Could you transcribe the material below exactly, without leaving out a single line?

Rows from a dataset:

****************************************

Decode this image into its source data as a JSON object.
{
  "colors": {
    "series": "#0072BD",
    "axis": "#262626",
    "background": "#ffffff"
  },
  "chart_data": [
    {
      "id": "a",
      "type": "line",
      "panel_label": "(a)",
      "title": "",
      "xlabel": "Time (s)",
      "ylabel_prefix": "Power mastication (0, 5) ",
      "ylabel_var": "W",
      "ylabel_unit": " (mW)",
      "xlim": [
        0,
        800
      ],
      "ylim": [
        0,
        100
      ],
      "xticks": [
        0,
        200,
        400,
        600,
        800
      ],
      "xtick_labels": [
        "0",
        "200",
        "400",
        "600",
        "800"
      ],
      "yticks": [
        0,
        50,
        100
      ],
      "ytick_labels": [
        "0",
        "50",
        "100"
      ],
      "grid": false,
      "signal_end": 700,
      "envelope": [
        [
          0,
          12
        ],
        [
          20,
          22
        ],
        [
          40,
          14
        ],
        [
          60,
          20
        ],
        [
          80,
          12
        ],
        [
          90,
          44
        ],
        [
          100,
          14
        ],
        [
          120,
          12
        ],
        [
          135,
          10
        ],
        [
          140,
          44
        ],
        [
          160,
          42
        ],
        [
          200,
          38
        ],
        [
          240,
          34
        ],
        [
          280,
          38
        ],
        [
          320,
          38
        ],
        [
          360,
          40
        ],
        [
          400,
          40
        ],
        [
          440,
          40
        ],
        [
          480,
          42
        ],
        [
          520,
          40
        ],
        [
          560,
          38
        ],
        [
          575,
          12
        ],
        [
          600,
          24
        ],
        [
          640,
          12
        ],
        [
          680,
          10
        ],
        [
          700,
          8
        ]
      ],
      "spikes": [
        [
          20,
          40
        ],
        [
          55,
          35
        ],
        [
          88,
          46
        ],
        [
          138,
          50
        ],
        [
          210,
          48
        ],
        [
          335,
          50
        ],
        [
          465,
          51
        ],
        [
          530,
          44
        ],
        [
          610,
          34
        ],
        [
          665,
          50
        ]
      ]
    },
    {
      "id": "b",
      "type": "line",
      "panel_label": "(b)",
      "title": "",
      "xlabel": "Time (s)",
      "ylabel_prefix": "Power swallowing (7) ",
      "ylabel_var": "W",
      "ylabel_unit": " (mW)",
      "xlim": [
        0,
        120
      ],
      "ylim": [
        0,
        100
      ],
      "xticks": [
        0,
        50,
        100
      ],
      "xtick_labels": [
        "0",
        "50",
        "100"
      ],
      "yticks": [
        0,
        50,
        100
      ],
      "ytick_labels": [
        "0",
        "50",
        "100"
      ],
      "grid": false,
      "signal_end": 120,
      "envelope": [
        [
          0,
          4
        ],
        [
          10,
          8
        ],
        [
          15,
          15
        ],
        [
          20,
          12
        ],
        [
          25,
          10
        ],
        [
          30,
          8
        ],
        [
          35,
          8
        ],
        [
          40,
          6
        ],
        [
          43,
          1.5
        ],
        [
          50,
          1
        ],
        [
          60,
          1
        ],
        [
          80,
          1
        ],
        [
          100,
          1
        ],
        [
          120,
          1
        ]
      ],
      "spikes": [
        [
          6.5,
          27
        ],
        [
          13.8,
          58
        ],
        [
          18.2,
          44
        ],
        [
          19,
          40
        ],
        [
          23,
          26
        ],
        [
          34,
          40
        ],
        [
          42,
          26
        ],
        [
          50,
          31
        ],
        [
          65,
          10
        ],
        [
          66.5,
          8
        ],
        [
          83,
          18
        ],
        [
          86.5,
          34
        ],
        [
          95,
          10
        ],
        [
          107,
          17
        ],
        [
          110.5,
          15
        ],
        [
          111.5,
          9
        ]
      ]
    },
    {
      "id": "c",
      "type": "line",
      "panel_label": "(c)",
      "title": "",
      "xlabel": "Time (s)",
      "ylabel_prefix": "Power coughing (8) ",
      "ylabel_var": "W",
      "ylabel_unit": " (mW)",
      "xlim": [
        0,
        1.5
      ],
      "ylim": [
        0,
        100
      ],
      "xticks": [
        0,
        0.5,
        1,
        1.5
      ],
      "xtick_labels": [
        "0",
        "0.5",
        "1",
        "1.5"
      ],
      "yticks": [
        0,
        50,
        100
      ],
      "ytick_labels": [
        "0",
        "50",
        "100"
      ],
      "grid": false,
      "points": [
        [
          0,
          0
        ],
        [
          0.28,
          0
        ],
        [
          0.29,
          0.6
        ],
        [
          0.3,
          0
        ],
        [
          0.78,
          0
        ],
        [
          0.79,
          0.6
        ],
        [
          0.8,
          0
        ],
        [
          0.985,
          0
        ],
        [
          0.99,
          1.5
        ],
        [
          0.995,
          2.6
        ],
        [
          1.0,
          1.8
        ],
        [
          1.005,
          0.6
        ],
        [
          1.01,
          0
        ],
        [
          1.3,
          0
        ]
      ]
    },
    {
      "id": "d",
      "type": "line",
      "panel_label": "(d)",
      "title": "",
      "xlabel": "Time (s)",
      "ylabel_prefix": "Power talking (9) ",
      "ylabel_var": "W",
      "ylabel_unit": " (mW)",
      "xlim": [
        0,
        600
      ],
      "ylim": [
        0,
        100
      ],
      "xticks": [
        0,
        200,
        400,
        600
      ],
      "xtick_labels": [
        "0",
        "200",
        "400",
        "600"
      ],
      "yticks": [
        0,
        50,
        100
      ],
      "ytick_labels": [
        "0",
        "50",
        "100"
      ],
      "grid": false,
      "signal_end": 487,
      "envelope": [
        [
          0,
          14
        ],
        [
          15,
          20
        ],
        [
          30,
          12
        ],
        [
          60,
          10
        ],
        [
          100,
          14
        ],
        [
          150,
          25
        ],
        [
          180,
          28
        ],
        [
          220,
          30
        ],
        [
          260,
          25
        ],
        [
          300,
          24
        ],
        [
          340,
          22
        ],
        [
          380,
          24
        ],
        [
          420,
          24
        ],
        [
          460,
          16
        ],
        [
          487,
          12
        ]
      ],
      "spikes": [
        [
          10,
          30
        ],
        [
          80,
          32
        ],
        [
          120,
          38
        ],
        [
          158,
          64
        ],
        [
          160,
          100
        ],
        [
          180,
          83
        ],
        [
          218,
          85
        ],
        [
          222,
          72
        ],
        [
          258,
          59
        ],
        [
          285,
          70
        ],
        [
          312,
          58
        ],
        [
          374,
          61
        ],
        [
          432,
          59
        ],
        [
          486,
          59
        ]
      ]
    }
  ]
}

****************************************

■ Result for this task ■
Decode this image into its source data as a JSON object.
{
  "colors": {
    "series": "#0072BD",
    "axis": "#262626",
    "background": "#ffffff"
  },
  "chart_data": [
    {
      "id": "a",
      "type": "line",
      "panel_label": "(a)",
      "title": "",
      "xlabel": "Time (s)",
      "ylabel_prefix": "Power mastication (0, 5) ",
      "ylabel_var": "W",
      "ylabel_unit": " (mW)",
      "xlim": [
        0,
        800
      ],
      "ylim": [
        0,
        100
      ],
      "xticks": [
        0,
        200,
        400,
        600,
        800
      ],
      "xtick_labels": [
        "0",
        "200",
        "400",
        "600",
        "800"
      ],
      "yticks": [
        0,
        50,
        100
      ],
      "ytick_labels": [
        "0",
        "50",
        "100"
      ],
      "grid": false,
      "signal_end": 700,
      "envelope": [
        [
          0,
          12
        ],
        [
          20,
          22
        ],
        [
          40,
          14
        ],
        [
          60,
          20
        ],
        [
          80,
          12
        ],
        [
          90,
          44
        ],
        [
          100,
          14
        ],
        [
          120,
          12
        ],
        [
          135,
          10
        ],
        [
          140,
          44
        ],
        [
          160,
          42
        ],
        [
          200,
          38
        ],
        [
          240,
          34
        ],
        [
          280,
          38
        ],
        [
          320,
          38
        ],
        [
          360,
          40
        ],
        [
          400,
          40
        ],
        [
          440,
          40
        ],
        [
          480,
          42
        ],
        [
          520,
          40
        ],
        [
          560,
          38
        ],
        [
          575,
          12
        ],
        [
          600,
          24
        ],
        [
          640,
          12
        ],
        [
          680,
          10
        ],
        [
          700,
          8
        ]
      ],
      "spikes": [
        [
          20,
          40
        ],
        [
          55,
          35
        ],
        [
          88,
          46
        ],
        [
          138,
          50
        ],
        [
          210,
          48
        ],
        [
          335,
          50
        ],
        [
          465,
          51
        ],
        [
          530,
          44
        ],
        [
          610,
          34
        ],
        [
          665,
          50
        ]
      ]
    },
    {
      "id": "b",
      "type": "line",
      "panel_label": "(b)",
      "title": "",
      "xlabel": "Time (s)",
      "ylabel_prefix": "Power swallowing (7) ",
      "ylabel_var": "W",
      "ylabel_unit": " (mW)",
      "xlim": [
        0,
        120
      ],
      "ylim": [
        0,
        100
      ],
      "xticks": [
        0,
        50,
        100
      ],
      "xtick_labels": [
        "0",
        "50",
        "100"
      ],
      "yticks": [
        0,
        50,
        100
      ],
      "ytick_labels": [
        "0",
        "50",
        "100"
      ],
      "grid": false,
      "signal_end": 120,
      "envelope": [
        [
          0,
          4
        ],
        [
          10,
          8
        ],
        [
          15,
          15
        ],
        [
          20,
          12
        ],
        [
          25,
          10
        ],
        [
          30,
          8
        ],
        [
          35,
          8
        ],
        [
          40,
          6
        ],
        [
          43,
          1.5
        ],
        [
          50,
          1
        ],
        [
          60,
          1
        ],
        [
          80,
          1
        ],
        [
          100,
          1
        ],
        [
          120,
          1
        ]
      ],
      "spikes": [
        [
          6.5,
          27
        ],
        [
          13.8,
          58
        ],
        [
          18.2,
          44
        ],
        [
          19,
          40
        ],
        [
          23,
          26
        ],
        [
          34,
          40
        ],
        [
          42,
          26
        ],
        [
          50,
          31
        ],
        [
          65,
          10
        ],
        [
          66.5,
          8
        ],
        [
          83,
          18
        ],
        [
          86.5,
          34
        ],
        [
          95,
          10
        ],
        [
          107,
          17
        ],
        [
          110.5,
          15
        ],
        [
          111.5,
          9
        ]
      ]
    },
    {
      "id": "c",
      "type": "line",
      "panel_label": "(c)",
      "title": "",
      "xlabel": "Time (s)",
      "ylabel_prefix": "Power coughing (8) ",
      "ylabel_var": "W",
      "ylabel_unit": " (mW)",
      "xlim": [
        0,
        1.5
      ],
      "ylim": [
        0,
        100
      ],
      "xticks": [
        0,
        0.5,
        1,
        1.5
      ],
      "xtick_labels": [
        "0",
        "0.5",
        "1",
        "1.5"
      ],
      "yticks": [
        0,
        50,
        100
      ],
      "ytick_labels": [
        "0",
        "50",
        "100"
      ],
      "grid": false,
      "points": [
        [
          0,
          0
        ],
        [
          0.28,
          0
        ],
        [
          0.29,
          0.6
        ],
        [
          0.3,
          0
        ],
        [
          0.78,
          0
        ],
        [
          0.79,
          0.6
        ],
        [
          0.8,
          0
        ],
        [
          0.985,
          0
        ],
        [
          0.99,
          1.5
        ],
        [
          0.995,
          2.6
        ],
        [
          1.0,
          1.8
        ],
        [
          1.005,
          0.6
        ],
        [
          1.01,
          0
        ],
        [
          1.3,
          0
        ]
      ]
    },
    {
      "id": "d",
      "type": "line",
      "panel_label": "(d)",
      "title": "",
      "xlabel": "Time (s)",
      "ylabel_prefix": "Power talking (9) ",
      "ylabel_var": "W",
      "ylabel_unit": " (mW)",
      "xlim": [
        0,
        600
      ],
      "ylim": [
        0,
        100
      ],
      "xticks": [
        0,
        200,
        400,
        600
      ],
      "xtick_labels": [
        "0",
        "200",
        "400",
        "600"
      ],
      "yticks": [
        0,
        50,
        100
      ],
      "ytick_labels": [
        "0",
        "50",
        "100"
      ],
      "grid": false,
      "signal_end": 487,
      "envelope": [
        [
          0,
          14
        ],
        [
          15,
          20
        ],
        [
          30,
          12
        ],
        [
          60,
          10
        ],
        [
          100,
          14
        ],
        [
          150,
          25
        ],
        [
          180,
          28
        ],
        [
          220,
          30
        ],
        [
          260,
          25
        ],
        [
          300,
          24
        ],
        [
          340,
          22
        ],
        [
          380,
          24
        ],
        [
          420,
          24
        ],
        [
          460,
          16
        ],
        [
          487,
          12
        ]
      ],
      "spikes": [
        [
          10,
          30
        ],
        [
          80,
          32
        ],
        [
          120,
          38
        ],
        [
          158,
          64
        ],
        [
          160,
          100
        ],
        [
          180,
          83
        ],
        [
          218,
          85
        ],
        [
          222,
          72
        ],
        [
          258,
          59
        ],
        [
          285,
          70
        ],
        [
          312,
          58
        ],
        [
          374,
          61
        ],
        [
          432,
          59
        ],
        [
          486,
          59
        ]
      ]
    }
  ]
}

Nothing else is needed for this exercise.